Instruction
Return, word for word, the lines of the material beginning with the line that contains "list-item: - Thiết" and ending with the line that contains "list-item: - Kết nối máy", including both of those lines.

Layout dataset entries
>>

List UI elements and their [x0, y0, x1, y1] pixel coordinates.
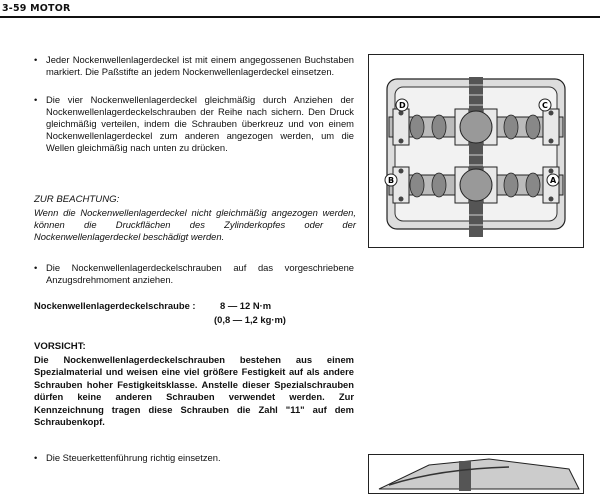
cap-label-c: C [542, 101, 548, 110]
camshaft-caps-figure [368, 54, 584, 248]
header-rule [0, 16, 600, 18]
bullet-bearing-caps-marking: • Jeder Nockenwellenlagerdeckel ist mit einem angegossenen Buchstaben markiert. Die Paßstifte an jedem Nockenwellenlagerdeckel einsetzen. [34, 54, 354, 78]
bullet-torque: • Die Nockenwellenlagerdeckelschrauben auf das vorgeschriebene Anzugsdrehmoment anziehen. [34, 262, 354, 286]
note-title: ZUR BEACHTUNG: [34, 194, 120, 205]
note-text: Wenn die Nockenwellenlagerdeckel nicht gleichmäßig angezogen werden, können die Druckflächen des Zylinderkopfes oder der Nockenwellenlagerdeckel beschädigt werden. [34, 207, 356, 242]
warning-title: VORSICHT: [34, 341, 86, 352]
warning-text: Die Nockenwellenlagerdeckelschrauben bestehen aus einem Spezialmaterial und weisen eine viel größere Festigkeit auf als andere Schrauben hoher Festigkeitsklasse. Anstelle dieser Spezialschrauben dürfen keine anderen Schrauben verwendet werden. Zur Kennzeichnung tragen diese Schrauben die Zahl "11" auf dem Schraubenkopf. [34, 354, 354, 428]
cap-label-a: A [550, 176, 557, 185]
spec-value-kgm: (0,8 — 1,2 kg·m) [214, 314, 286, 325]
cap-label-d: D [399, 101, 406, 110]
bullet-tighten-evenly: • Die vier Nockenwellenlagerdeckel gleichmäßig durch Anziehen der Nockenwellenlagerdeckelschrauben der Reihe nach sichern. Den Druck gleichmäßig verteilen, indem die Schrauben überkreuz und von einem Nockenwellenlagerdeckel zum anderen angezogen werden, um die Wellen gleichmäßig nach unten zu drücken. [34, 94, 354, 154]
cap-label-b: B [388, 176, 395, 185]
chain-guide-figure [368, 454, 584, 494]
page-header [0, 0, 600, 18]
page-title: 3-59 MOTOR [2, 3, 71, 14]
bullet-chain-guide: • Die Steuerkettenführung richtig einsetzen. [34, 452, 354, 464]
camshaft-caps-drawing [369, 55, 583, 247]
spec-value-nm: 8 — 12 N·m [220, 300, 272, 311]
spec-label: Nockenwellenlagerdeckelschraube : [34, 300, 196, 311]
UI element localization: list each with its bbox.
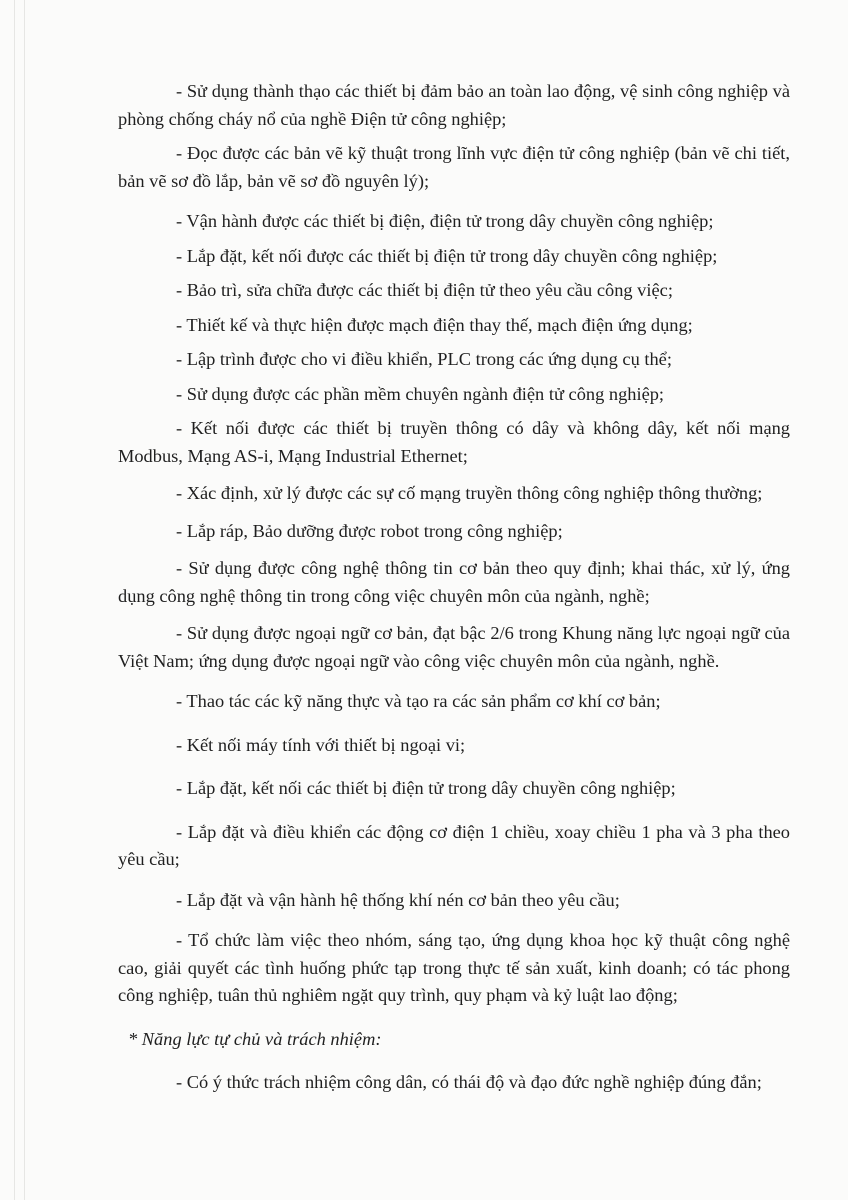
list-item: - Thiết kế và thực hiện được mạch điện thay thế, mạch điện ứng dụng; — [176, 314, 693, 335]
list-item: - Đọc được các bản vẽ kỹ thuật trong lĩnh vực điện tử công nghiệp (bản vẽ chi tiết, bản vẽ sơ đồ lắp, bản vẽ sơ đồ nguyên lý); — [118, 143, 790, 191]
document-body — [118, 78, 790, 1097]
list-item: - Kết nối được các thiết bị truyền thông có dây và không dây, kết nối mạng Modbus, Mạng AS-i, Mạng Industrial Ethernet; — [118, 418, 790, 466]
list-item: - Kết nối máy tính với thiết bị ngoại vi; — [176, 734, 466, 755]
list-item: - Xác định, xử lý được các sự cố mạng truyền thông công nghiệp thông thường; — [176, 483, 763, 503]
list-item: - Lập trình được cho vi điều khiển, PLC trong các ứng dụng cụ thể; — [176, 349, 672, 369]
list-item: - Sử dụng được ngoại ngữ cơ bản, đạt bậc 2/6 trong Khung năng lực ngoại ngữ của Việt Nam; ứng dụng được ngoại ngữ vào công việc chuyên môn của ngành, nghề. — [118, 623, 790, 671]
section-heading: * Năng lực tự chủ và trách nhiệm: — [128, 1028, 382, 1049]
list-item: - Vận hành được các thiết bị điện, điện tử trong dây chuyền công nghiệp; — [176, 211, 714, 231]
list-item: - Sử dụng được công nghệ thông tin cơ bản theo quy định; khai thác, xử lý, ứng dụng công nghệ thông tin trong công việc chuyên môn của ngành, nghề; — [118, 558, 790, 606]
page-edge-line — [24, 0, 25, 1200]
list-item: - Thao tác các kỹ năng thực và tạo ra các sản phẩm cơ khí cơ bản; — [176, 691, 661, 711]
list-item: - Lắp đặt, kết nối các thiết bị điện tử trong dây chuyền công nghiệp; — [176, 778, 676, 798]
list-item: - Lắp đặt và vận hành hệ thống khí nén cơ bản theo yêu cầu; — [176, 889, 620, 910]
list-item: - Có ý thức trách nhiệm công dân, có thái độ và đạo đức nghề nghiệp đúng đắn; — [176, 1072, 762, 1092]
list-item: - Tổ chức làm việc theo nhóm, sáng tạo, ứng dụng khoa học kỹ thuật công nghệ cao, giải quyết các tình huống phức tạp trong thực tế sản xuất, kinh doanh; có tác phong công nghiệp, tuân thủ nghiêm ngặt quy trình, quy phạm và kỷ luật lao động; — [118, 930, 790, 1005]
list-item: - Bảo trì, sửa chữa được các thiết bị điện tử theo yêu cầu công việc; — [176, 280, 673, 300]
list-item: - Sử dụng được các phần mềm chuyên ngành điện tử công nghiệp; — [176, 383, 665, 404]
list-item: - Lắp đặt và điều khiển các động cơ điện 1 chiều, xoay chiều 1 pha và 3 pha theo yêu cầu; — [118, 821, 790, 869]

<<

Worked solution
list-item: - Thiết kế và thực hiện được mạch điện thay thế, mạch điện ứng dụng; — [176, 314, 693, 335]
list-item: - Đọc được các bản vẽ kỹ thuật trong lĩnh vực điện tử công nghiệp (bản vẽ chi tiết, bản vẽ sơ đồ lắp, bản vẽ sơ đồ nguyên lý); — [118, 143, 790, 191]
document-body — [118, 78, 790, 1097]
list-item: - Kết nối được các thiết bị truyền thông có dây và không dây, kết nối mạng Modbus, Mạng AS-i, Mạng Industrial Ethernet; — [118, 418, 790, 466]
list-item: - Kết nối máy tính với thiết bị ngoại vi; — [176, 734, 466, 755]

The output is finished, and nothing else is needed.